- **DATA IN THIS EXERCISE**:
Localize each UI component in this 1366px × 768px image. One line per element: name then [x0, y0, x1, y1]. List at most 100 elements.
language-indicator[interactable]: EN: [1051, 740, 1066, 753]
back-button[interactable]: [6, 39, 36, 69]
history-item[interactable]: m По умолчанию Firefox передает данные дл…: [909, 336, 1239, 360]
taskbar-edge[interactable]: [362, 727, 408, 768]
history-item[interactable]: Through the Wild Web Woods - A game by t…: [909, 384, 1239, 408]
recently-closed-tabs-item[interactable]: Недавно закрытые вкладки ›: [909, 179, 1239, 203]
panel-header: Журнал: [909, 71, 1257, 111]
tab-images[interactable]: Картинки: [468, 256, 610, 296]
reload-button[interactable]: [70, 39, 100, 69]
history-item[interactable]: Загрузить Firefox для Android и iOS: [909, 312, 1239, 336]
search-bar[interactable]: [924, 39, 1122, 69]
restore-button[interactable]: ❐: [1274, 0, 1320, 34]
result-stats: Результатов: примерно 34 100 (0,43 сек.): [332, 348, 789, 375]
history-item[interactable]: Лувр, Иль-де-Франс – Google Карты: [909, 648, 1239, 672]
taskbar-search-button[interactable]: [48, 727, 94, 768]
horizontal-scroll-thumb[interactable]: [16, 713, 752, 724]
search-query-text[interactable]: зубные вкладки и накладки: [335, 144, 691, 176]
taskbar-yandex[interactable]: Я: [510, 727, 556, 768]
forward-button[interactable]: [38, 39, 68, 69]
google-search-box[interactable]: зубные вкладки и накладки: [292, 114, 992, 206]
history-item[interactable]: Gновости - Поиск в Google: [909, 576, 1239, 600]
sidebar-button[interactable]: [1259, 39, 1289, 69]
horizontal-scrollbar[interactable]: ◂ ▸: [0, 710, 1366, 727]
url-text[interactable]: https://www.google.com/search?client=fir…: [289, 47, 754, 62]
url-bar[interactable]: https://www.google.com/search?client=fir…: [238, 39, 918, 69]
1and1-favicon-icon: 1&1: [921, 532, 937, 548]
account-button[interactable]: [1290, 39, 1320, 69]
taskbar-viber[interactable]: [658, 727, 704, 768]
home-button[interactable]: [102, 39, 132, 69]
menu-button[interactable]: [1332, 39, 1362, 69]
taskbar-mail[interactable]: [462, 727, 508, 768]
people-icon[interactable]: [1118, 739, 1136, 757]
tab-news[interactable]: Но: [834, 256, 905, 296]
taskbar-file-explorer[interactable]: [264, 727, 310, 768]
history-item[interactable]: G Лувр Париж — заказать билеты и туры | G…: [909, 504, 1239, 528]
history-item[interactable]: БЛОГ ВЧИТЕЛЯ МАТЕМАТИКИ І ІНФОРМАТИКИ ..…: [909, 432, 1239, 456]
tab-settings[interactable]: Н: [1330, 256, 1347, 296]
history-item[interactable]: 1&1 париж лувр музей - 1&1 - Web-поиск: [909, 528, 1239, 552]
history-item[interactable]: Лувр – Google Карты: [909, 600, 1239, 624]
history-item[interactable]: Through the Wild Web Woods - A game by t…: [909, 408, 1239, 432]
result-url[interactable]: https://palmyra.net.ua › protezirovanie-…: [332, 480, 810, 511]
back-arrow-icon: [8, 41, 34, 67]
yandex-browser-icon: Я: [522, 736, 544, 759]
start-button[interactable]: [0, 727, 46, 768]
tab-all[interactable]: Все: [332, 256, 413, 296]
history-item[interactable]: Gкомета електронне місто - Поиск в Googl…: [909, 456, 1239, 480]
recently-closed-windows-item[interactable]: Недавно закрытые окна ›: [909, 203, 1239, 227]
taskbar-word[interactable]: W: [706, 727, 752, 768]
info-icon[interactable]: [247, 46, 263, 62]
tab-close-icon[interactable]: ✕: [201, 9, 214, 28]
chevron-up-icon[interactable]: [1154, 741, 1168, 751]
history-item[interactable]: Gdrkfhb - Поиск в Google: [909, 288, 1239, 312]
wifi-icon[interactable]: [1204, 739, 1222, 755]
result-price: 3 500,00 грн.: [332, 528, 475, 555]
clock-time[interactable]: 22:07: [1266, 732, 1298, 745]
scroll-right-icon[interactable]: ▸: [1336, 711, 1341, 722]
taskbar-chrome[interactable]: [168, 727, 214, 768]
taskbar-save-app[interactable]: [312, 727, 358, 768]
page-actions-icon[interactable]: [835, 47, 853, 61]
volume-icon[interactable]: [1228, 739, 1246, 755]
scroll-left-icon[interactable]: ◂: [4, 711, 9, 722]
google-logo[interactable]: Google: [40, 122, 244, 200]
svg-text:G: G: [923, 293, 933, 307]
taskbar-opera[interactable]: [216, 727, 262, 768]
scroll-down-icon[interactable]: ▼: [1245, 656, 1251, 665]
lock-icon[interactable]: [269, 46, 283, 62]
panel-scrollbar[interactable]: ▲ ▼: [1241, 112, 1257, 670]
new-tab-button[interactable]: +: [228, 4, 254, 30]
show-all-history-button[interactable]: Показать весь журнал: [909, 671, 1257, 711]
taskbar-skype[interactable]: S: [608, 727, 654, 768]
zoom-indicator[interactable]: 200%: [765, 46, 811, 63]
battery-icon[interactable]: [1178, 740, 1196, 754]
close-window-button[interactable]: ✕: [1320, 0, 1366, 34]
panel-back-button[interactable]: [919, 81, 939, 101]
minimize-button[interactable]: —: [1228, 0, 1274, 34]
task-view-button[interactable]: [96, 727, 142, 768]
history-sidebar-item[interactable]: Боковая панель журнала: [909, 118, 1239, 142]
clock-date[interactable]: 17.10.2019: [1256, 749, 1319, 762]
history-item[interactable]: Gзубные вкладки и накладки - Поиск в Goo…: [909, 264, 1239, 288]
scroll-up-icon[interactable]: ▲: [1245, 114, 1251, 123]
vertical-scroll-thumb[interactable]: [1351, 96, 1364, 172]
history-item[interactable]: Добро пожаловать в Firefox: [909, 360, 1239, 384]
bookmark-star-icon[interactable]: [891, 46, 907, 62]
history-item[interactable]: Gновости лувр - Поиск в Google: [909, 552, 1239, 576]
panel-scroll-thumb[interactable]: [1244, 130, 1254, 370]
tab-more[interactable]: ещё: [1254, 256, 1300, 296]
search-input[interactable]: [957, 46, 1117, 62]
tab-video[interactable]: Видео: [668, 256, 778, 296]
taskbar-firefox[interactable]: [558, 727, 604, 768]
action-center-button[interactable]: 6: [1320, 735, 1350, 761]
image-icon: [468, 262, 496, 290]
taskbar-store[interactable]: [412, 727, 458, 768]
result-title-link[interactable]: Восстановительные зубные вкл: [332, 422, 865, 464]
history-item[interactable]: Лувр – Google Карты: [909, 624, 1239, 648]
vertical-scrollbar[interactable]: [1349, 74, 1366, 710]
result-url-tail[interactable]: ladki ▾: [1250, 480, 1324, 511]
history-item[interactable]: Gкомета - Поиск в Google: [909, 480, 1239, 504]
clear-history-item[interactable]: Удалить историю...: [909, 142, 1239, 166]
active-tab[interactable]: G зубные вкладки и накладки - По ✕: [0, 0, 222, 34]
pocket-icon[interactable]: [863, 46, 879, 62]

- **DIRECTIVE**:
Please copy every one of the rows above, each line unchanged.

- **OUTPUT FOR THIS TASK**:
Localize each UI component in this 1366px × 768px image. One line per element: name then [x0, y0, x1, y1]. List at most 100 elements.
language-indicator[interactable]: EN: [1051, 740, 1066, 753]
back-button[interactable]: [6, 39, 36, 69]
history-item[interactable]: m По умолчанию Firefox передает данные дл…: [909, 336, 1239, 360]
taskbar-edge[interactable]: [362, 727, 408, 768]
history-item[interactable]: Through the Wild Web Woods - A game by t…: [909, 384, 1239, 408]
recently-closed-tabs-item[interactable]: Недавно закрытые вкладки ›: [909, 179, 1239, 203]
panel-header: Журнал: [909, 71, 1257, 111]
tab-images[interactable]: Картинки: [468, 256, 610, 296]
reload-button[interactable]: [70, 39, 100, 69]
history-item[interactable]: Загрузить Firefox для Android и iOS: [909, 312, 1239, 336]
search-bar[interactable]: [924, 39, 1122, 69]
restore-button[interactable]: ❐: [1274, 0, 1320, 34]
result-stats: Результатов: примерно 34 100 (0,43 сек.): [332, 348, 789, 375]
history-item[interactable]: Лувр, Иль-де-Франс – Google Карты: [909, 648, 1239, 672]
taskbar-search-button[interactable]: [48, 727, 94, 768]
horizontal-scroll-thumb[interactable]: [16, 713, 752, 724]
search-query-text[interactable]: зубные вкладки и накладки: [335, 144, 691, 176]
taskbar-yandex[interactable]: Я: [510, 727, 556, 768]
forward-button[interactable]: [38, 39, 68, 69]
google-search-box[interactable]: зубные вкладки и накладки: [292, 114, 992, 206]
history-item[interactable]: Gновости - Поиск в Google: [909, 576, 1239, 600]
sidebar-button[interactable]: [1259, 39, 1289, 69]
horizontal-scrollbar[interactable]: ◂ ▸: [0, 710, 1366, 727]
url-text[interactable]: https://www.google.com/search?client=fir…: [289, 47, 754, 62]
url-bar[interactable]: https://www.google.com/search?client=fir…: [238, 39, 918, 69]
1and1-favicon-icon: 1&1: [921, 532, 937, 548]
account-button[interactable]: [1290, 39, 1320, 69]
taskbar-viber[interactable]: [658, 727, 704, 768]
home-button[interactable]: [102, 39, 132, 69]
menu-button[interactable]: [1332, 39, 1362, 69]
taskbar-mail[interactable]: [462, 727, 508, 768]
people-icon[interactable]: [1118, 739, 1136, 757]
tab-news[interactable]: Но: [834, 256, 905, 296]
taskbar-file-explorer[interactable]: [264, 727, 310, 768]
history-item[interactable]: G Лувр Париж — заказать билеты и туры | G…: [909, 504, 1239, 528]
history-item[interactable]: БЛОГ ВЧИТЕЛЯ МАТЕМАТИКИ І ІНФОРМАТИКИ ..…: [909, 432, 1239, 456]
tab-settings[interactable]: Н: [1330, 256, 1347, 296]
history-item[interactable]: 1&1 париж лувр музей - 1&1 - Web-поиск: [909, 528, 1239, 552]
history-item[interactable]: Лувр – Google Карты: [909, 600, 1239, 624]
history-item[interactable]: Through the Wild Web Woods - A game by t…: [909, 408, 1239, 432]
result-url[interactable]: https://palmyra.net.ua › protezirovanie-…: [332, 480, 810, 511]
back-arrow-icon: [8, 41, 34, 67]
yandex-browser-icon: Я: [522, 736, 544, 759]
start-button[interactable]: [0, 727, 46, 768]
tab-all[interactable]: Все: [332, 256, 413, 296]
history-item[interactable]: Gкомета електронне місто - Поиск в Googl…: [909, 456, 1239, 480]
recently-closed-windows-item[interactable]: Недавно закрытые окна ›: [909, 203, 1239, 227]
taskbar-word[interactable]: W: [706, 727, 752, 768]
info-icon[interactable]: [247, 46, 263, 62]
tab-close-icon[interactable]: ✕: [201, 9, 214, 28]
chevron-up-icon[interactable]: [1154, 741, 1168, 751]
history-item[interactable]: Gdrkfhb - Поиск в Google: [909, 288, 1239, 312]
wifi-icon[interactable]: [1204, 739, 1222, 755]
result-price: 3 500,00 грн.: [332, 528, 475, 555]
clock-time[interactable]: 22:07: [1266, 732, 1298, 745]
scroll-right-icon[interactable]: ▸: [1336, 711, 1341, 722]
taskbar-chrome[interactable]: [168, 727, 214, 768]
taskbar-save-app[interactable]: [312, 727, 358, 768]
page-actions-icon[interactable]: [835, 47, 853, 61]
volume-icon[interactable]: [1228, 739, 1246, 755]
scroll-left-icon[interactable]: ◂: [4, 711, 9, 722]
google-logo[interactable]: Google: [40, 122, 244, 200]
svg-text:G: G: [923, 293, 933, 307]
taskbar-opera[interactable]: [216, 727, 262, 768]
scroll-down-icon[interactable]: ▼: [1245, 656, 1251, 665]
lock-icon[interactable]: [269, 46, 283, 62]
panel-scrollbar[interactable]: ▲ ▼: [1241, 112, 1257, 670]
new-tab-button[interactable]: +: [228, 4, 254, 30]
show-all-history-button[interactable]: Показать весь журнал: [909, 671, 1257, 711]
taskbar-skype[interactable]: S: [608, 727, 654, 768]
zoom-indicator[interactable]: 200%: [765, 46, 811, 63]
battery-icon[interactable]: [1178, 740, 1196, 754]
close-window-button[interactable]: ✕: [1320, 0, 1366, 34]
panel-back-button[interactable]: [919, 81, 939, 101]
minimize-button[interactable]: —: [1228, 0, 1274, 34]
task-view-button[interactable]: [96, 727, 142, 768]
history-sidebar-item[interactable]: Боковая панель журнала: [909, 118, 1239, 142]
clock-date[interactable]: 17.10.2019: [1256, 749, 1319, 762]
history-item[interactable]: Gзубные вкладки и накладки - Поиск в Goo…: [909, 264, 1239, 288]
scroll-up-icon[interactable]: ▲: [1245, 114, 1251, 123]
vertical-scroll-thumb[interactable]: [1351, 96, 1364, 172]
history-item[interactable]: Добро пожаловать в Firefox: [909, 360, 1239, 384]
bookmark-star-icon[interactable]: [891, 46, 907, 62]
history-item[interactable]: Gновости лувр - Поиск в Google: [909, 552, 1239, 576]
panel-scroll-thumb[interactable]: [1244, 130, 1254, 370]
tab-more[interactable]: ещё: [1254, 256, 1300, 296]
search-input[interactable]: [957, 46, 1117, 62]
tab-video[interactable]: Видео: [668, 256, 778, 296]
taskbar-firefox[interactable]: [558, 727, 604, 768]
action-center-button[interactable]: 6: [1320, 735, 1350, 761]
image-icon: [468, 262, 496, 290]
taskbar-store[interactable]: [412, 727, 458, 768]
result-title-link[interactable]: Восстановительные зубные вкл: [332, 422, 865, 464]
history-item[interactable]: Лувр – Google Карты: [909, 624, 1239, 648]
vertical-scrollbar[interactable]: [1349, 74, 1366, 710]
result-url-tail[interactable]: ladki ▾: [1250, 480, 1324, 511]
history-item[interactable]: Gкомета - Поиск в Google: [909, 480, 1239, 504]
clear-history-item[interactable]: Удалить историю...: [909, 142, 1239, 166]
active-tab[interactable]: G зубные вкладки и накладки - По ✕: [0, 0, 222, 34]
pocket-icon[interactable]: [863, 46, 879, 62]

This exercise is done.